Your objective: Copy all lines holding the word "under" from the entries.

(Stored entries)
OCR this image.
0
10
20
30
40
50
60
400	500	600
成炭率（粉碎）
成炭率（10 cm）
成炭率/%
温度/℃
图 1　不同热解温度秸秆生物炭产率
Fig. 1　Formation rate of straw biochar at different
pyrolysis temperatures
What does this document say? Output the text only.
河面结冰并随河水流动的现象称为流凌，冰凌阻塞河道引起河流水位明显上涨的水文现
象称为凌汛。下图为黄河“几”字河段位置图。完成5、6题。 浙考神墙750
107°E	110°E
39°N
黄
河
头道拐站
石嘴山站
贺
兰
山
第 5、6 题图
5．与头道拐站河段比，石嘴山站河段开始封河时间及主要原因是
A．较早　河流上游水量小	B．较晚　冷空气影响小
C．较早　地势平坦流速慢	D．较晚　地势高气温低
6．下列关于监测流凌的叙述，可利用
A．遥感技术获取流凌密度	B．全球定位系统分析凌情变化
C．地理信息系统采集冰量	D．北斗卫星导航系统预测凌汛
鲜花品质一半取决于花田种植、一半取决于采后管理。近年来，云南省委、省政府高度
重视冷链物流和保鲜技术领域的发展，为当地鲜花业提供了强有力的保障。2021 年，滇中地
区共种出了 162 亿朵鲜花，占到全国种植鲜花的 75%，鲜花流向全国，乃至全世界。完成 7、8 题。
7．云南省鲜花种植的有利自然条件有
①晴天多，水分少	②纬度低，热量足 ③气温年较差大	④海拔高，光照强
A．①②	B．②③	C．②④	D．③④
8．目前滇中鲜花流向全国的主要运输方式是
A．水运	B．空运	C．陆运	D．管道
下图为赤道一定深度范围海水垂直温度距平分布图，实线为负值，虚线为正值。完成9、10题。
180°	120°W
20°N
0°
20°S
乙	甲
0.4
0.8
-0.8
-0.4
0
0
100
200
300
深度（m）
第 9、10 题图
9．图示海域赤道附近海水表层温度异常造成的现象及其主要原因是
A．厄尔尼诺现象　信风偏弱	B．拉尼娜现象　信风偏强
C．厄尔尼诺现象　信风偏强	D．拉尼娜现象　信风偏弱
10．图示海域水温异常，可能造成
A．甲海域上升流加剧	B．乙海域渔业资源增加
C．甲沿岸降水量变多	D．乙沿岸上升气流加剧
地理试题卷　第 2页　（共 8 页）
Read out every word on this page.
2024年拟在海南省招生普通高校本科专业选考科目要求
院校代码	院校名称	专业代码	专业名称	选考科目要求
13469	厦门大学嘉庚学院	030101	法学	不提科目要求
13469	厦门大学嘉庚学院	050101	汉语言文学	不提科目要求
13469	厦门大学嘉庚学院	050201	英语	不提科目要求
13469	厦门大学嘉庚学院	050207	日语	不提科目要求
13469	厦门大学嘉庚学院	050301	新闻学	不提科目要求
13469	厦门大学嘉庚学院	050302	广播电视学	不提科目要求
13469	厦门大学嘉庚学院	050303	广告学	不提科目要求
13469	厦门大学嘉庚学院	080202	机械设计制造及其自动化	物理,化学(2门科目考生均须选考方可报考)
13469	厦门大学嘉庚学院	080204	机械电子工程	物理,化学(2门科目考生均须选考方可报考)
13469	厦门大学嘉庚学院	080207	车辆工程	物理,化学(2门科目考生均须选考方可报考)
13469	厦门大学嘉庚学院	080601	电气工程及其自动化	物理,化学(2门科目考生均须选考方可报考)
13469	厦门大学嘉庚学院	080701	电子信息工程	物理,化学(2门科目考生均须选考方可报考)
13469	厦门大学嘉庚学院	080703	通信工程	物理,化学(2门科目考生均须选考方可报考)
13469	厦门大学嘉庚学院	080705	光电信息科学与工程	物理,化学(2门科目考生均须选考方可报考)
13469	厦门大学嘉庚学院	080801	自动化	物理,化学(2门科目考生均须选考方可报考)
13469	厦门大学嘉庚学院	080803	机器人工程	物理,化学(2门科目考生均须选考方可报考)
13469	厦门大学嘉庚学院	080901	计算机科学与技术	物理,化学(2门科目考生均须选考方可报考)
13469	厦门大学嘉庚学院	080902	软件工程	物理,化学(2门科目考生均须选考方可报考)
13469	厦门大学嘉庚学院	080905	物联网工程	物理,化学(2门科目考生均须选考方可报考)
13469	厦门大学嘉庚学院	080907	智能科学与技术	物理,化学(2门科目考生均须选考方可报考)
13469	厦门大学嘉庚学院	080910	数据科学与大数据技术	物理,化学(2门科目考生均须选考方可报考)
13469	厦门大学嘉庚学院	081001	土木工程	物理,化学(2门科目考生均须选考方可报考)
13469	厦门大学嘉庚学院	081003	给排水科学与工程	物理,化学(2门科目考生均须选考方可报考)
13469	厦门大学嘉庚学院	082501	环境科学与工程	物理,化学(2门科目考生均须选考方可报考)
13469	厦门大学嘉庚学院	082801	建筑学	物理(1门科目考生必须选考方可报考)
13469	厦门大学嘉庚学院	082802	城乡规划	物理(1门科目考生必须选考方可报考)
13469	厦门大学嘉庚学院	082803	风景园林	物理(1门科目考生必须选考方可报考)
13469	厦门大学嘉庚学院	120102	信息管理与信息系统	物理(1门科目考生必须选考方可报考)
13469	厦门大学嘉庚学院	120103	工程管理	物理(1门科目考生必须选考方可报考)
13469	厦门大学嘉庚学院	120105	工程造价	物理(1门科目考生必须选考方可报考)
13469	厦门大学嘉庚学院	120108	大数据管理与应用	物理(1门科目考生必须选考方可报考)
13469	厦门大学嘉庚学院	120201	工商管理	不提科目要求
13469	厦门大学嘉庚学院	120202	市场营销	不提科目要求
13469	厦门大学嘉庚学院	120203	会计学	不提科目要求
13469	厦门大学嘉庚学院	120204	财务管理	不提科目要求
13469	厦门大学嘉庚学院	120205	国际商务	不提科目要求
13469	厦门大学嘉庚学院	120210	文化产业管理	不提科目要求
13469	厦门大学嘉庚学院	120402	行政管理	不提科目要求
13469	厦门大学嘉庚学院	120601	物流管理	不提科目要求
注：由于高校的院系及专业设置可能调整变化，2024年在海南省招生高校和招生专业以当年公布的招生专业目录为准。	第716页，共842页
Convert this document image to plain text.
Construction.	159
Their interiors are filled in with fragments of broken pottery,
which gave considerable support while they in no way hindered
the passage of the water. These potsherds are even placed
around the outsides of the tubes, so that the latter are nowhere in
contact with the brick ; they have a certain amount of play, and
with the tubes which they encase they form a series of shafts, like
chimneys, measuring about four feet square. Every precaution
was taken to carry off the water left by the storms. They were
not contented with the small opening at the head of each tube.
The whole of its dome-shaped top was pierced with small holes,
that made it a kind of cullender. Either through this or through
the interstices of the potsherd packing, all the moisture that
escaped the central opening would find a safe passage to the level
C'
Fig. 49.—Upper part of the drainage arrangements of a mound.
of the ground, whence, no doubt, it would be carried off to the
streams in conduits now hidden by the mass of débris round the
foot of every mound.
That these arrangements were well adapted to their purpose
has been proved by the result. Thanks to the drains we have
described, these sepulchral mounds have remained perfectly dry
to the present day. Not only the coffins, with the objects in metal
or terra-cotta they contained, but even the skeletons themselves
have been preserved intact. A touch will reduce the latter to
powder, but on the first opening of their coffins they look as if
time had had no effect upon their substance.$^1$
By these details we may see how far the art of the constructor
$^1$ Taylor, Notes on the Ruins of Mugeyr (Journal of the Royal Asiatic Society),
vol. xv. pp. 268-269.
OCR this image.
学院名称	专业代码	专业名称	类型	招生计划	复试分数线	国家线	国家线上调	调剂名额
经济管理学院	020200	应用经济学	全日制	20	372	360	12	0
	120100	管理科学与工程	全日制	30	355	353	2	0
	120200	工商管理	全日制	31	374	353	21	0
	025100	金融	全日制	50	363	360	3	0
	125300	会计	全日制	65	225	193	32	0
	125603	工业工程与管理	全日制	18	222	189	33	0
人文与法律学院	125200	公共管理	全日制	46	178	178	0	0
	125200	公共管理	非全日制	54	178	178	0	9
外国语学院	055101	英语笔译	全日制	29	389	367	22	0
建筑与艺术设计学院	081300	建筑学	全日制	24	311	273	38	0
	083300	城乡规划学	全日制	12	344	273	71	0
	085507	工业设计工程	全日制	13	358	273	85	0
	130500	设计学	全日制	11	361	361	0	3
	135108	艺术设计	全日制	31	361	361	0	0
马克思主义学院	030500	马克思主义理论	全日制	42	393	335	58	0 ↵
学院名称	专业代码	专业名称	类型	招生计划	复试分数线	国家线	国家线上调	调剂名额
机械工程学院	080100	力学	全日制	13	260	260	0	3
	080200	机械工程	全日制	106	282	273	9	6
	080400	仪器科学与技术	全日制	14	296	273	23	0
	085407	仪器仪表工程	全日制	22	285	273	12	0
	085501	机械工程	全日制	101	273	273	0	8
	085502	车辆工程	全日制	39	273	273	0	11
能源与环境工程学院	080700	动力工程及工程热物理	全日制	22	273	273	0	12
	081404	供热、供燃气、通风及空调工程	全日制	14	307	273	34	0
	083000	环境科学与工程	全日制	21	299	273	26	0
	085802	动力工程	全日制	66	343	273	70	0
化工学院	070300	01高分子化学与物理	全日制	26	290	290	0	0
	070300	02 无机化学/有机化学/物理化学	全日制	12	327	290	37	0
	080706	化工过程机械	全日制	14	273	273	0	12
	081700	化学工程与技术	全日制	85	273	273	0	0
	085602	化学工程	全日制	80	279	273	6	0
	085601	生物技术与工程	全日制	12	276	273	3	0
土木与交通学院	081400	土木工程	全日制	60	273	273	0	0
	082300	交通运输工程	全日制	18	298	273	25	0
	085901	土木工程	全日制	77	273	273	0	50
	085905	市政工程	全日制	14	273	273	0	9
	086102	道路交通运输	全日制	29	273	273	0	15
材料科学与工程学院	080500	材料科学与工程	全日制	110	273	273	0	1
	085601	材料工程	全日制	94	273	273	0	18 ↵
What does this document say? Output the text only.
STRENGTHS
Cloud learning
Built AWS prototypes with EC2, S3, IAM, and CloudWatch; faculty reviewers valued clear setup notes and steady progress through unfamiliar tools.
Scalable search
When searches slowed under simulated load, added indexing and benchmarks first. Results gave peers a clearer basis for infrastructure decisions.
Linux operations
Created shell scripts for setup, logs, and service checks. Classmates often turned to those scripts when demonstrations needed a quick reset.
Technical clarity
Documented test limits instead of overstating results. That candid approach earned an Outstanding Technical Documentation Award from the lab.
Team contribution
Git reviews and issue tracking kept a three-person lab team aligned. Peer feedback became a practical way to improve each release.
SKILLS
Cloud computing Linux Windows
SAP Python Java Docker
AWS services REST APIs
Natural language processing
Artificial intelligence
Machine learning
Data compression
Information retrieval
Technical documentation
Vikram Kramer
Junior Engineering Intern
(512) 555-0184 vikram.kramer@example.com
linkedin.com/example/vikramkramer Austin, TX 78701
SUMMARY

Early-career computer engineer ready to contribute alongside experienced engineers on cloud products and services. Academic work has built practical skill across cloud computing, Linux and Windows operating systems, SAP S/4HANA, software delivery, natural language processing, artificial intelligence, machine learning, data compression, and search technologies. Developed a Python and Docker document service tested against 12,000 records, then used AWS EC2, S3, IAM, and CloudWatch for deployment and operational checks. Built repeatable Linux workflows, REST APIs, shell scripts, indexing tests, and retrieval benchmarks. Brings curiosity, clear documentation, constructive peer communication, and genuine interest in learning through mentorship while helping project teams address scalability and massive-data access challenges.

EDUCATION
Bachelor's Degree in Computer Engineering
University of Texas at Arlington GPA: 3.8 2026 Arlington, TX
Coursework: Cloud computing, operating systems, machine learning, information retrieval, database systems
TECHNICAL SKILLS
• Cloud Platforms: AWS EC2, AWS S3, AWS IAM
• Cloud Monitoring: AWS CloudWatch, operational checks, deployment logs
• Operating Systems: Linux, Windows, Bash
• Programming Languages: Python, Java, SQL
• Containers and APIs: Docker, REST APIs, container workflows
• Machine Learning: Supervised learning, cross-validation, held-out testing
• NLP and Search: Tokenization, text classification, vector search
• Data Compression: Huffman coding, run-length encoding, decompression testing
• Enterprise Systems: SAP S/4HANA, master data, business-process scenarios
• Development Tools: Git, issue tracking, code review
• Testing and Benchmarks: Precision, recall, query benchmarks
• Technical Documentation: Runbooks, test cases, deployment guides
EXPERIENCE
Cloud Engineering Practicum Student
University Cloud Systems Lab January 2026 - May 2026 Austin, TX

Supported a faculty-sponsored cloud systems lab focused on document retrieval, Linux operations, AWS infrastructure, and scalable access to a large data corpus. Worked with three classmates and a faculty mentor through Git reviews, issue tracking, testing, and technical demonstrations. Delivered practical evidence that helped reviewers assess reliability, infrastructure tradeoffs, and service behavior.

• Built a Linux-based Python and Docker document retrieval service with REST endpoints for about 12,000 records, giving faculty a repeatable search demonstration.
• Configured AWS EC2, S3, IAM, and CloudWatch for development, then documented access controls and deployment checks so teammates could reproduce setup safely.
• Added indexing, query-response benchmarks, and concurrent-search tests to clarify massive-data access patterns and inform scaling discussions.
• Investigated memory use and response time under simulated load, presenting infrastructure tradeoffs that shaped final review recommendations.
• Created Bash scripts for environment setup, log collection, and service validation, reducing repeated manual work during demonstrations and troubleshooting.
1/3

Written solution:
When searches slowed under simulated load, added indexing and benchmarks first. Results gave peers a clearer basis for infrastructure decisions.
• Investigated memory use and response time under simulated load, presenting infrastructure tradeoffs that shaped final review recommendations.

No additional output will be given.